## BEGIN

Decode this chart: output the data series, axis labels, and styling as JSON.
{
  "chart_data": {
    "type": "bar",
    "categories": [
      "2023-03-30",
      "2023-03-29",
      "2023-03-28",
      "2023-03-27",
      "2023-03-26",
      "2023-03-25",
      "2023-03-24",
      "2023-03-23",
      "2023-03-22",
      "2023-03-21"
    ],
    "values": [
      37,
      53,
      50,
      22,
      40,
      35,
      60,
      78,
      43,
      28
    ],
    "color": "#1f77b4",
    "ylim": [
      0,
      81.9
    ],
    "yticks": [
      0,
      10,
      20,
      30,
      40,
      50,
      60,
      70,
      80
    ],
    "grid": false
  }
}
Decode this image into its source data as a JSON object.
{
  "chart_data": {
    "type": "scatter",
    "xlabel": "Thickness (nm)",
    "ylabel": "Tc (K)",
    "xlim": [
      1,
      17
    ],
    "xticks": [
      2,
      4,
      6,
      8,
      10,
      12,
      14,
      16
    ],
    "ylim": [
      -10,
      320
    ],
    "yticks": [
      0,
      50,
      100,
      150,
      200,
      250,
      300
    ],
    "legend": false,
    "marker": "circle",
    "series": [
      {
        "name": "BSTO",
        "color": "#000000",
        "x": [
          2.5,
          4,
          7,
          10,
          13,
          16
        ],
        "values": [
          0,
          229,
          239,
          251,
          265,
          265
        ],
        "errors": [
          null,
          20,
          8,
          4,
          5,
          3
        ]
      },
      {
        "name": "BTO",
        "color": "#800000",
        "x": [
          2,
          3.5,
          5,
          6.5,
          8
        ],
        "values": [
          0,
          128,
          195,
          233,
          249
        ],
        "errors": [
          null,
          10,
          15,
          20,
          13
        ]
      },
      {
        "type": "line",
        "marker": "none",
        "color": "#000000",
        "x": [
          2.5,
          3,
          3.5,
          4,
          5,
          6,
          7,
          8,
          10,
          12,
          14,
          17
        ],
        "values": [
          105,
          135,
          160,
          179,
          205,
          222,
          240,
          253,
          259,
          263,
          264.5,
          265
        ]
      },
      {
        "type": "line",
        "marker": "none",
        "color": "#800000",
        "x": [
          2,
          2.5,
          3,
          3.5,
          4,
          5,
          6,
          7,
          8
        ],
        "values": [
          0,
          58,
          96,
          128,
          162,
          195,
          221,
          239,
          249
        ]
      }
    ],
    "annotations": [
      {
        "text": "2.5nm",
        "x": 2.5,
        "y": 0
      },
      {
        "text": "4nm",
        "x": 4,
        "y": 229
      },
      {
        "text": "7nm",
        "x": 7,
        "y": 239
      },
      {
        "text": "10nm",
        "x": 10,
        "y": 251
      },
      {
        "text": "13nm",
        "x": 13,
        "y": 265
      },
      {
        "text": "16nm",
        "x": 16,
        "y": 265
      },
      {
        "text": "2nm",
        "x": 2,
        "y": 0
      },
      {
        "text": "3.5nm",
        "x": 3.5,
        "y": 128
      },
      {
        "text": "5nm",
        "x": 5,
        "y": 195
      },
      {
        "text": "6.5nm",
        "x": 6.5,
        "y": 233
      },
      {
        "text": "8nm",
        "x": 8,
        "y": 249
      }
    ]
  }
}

## END

**SHORT TASK:** Show each line of the listing that holds the string "this".

**EXPECTED ANSWER:**
Decode this chart: output the data series, axis labels, and styling as JSON.
Decode this image into its source data as a JSON object.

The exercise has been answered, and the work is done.